(Records from a collection of figures)
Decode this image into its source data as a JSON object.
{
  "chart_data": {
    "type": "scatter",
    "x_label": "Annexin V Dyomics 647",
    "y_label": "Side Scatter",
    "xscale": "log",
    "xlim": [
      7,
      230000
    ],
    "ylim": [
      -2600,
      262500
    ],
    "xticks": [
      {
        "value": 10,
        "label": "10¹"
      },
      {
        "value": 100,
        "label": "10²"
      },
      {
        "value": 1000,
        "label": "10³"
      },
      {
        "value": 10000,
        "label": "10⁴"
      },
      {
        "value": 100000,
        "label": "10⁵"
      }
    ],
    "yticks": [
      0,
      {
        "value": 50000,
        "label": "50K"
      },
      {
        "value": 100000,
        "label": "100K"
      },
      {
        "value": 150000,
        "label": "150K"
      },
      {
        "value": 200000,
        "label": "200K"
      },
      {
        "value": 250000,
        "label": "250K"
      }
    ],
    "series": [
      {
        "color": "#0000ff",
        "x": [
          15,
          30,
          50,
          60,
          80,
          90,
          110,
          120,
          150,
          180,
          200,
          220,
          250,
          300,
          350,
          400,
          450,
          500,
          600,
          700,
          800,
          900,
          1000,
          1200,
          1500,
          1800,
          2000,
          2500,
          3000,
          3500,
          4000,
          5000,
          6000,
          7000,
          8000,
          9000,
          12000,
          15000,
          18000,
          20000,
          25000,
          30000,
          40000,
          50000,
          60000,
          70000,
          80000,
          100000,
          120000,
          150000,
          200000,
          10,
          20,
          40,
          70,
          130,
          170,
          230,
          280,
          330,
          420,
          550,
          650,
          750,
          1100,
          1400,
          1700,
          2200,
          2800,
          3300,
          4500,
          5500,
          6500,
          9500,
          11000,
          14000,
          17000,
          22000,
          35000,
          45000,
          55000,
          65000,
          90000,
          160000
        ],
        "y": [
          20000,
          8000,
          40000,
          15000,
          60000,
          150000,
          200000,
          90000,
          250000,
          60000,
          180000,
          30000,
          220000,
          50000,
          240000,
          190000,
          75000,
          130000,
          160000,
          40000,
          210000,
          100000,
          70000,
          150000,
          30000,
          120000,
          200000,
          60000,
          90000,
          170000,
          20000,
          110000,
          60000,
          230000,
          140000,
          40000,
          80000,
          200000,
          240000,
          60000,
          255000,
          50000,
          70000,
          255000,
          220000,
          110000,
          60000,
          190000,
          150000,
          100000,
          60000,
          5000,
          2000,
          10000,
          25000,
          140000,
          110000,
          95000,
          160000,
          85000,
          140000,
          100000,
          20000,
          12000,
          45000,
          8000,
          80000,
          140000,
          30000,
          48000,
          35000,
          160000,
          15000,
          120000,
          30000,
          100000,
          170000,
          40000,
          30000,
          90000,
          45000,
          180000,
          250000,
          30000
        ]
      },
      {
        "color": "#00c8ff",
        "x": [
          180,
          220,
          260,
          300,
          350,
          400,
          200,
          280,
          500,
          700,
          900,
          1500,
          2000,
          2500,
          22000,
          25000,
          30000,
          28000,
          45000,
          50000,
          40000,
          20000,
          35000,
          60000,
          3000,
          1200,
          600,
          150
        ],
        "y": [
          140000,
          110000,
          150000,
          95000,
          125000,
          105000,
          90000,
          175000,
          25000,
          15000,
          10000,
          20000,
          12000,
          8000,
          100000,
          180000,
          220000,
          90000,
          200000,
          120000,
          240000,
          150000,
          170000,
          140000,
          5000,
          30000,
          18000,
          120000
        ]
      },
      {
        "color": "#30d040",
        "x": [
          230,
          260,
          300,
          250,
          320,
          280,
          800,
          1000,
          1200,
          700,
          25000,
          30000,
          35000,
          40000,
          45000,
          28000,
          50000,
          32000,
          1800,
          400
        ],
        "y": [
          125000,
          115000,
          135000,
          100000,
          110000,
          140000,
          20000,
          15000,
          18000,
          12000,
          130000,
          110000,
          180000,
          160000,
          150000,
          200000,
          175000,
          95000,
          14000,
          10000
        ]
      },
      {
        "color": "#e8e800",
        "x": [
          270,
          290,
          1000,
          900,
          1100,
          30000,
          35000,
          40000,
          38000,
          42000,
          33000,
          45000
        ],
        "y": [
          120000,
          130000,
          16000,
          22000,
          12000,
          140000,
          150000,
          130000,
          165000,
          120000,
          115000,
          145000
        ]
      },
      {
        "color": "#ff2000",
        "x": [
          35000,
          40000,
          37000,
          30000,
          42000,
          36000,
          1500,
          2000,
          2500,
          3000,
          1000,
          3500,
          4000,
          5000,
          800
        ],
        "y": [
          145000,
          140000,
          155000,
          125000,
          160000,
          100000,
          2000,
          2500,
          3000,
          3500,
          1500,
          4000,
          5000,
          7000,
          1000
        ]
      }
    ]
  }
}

:: GIVEN INSTRUCTION ::
Give the number of lines in the records above that contain the word "value". Reply with that number alone.

:: RESPONSE ::
10